Input for this task start
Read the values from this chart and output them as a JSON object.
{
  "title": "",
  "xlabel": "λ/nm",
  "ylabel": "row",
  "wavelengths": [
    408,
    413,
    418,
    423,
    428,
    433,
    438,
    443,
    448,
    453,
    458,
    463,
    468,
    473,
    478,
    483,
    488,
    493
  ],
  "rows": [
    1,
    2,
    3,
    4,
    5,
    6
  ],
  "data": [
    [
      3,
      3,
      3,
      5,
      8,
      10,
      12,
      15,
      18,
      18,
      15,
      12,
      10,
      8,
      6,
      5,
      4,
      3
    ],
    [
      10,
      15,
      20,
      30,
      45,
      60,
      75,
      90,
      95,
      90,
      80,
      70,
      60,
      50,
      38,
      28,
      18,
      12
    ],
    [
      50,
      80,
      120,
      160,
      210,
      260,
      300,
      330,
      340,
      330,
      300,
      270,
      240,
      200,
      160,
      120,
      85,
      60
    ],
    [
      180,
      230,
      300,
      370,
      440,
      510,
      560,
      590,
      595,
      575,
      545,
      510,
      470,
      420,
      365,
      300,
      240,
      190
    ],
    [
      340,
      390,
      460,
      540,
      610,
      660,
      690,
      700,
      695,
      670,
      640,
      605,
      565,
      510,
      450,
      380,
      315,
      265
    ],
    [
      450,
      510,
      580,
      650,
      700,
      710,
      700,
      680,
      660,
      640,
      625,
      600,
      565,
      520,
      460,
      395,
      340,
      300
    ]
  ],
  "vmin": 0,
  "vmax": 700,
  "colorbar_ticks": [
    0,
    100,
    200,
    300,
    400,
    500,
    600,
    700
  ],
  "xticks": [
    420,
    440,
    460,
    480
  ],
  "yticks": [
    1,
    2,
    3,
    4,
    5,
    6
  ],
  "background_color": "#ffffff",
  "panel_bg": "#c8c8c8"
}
Input for this task end
- What is required -
Quote the entire listing above exactly.

- Problem solution -
Read the values from this chart and output them as a JSON object.
{
  "title": "",
  "xlabel": "λ/nm",
  "ylabel": "row",
  "wavelengths": [
    408,
    413,
    418,
    423,
    428,
    433,
    438,
    443,
    448,
    453,
    458,
    463,
    468,
    473,
    478,
    483,
    488,
    493
  ],
  "rows": [
    1,
    2,
    3,
    4,
    5,
    6
  ],
  "data": [
    [
      3,
      3,
      3,
      5,
      8,
      10,
      12,
      15,
      18,
      18,
      15,
      12,
      10,
      8,
      6,
      5,
      4,
      3
    ],
    [
      10,
      15,
      20,
      30,
      45,
      60,
      75,
      90,
      95,
      90,
      80,
      70,
      60,
      50,
      38,
      28,
      18,
      12
    ],
    [
      50,
      80,
      120,
      160,
      210,
      260,
      300,
      330,
      340,
      330,
      300,
      270,
      240,
      200,
      160,
      120,
      85,
      60
    ],
    [
      180,
      230,
      300,
      370,
      440,
      510,
      560,
      590,
      595,
      575,
      545,
      510,
      470,
      420,
      365,
      300,
      240,
      190
    ],
    [
      340,
      390,
      460,
      540,
      610,
      660,
      690,
      700,
      695,
      670,
      640,
      605,
      565,
      510,
      450,
      380,
      315,
      265
    ],
    [
      450,
      510,
      580,
      650,
      700,
      710,
      700,
      680,
      660,
      640,
      625,
      600,
      565,
      520,
      460,
      395,
      340,
      300
    ]
  ],
  "vmin": 0,
  "vmax": 700,
  "colorbar_ticks": [
    0,
    100,
    200,
    300,
    400,
    500,
    600,
    700
  ],
  "xticks": [
    420,
    440,
    460,
    480
  ],
  "yticks": [
    1,
    2,
    3,
    4,
    5,
    6
  ],
  "background_color": "#ffffff",
  "panel_bg": "#c8c8c8"
}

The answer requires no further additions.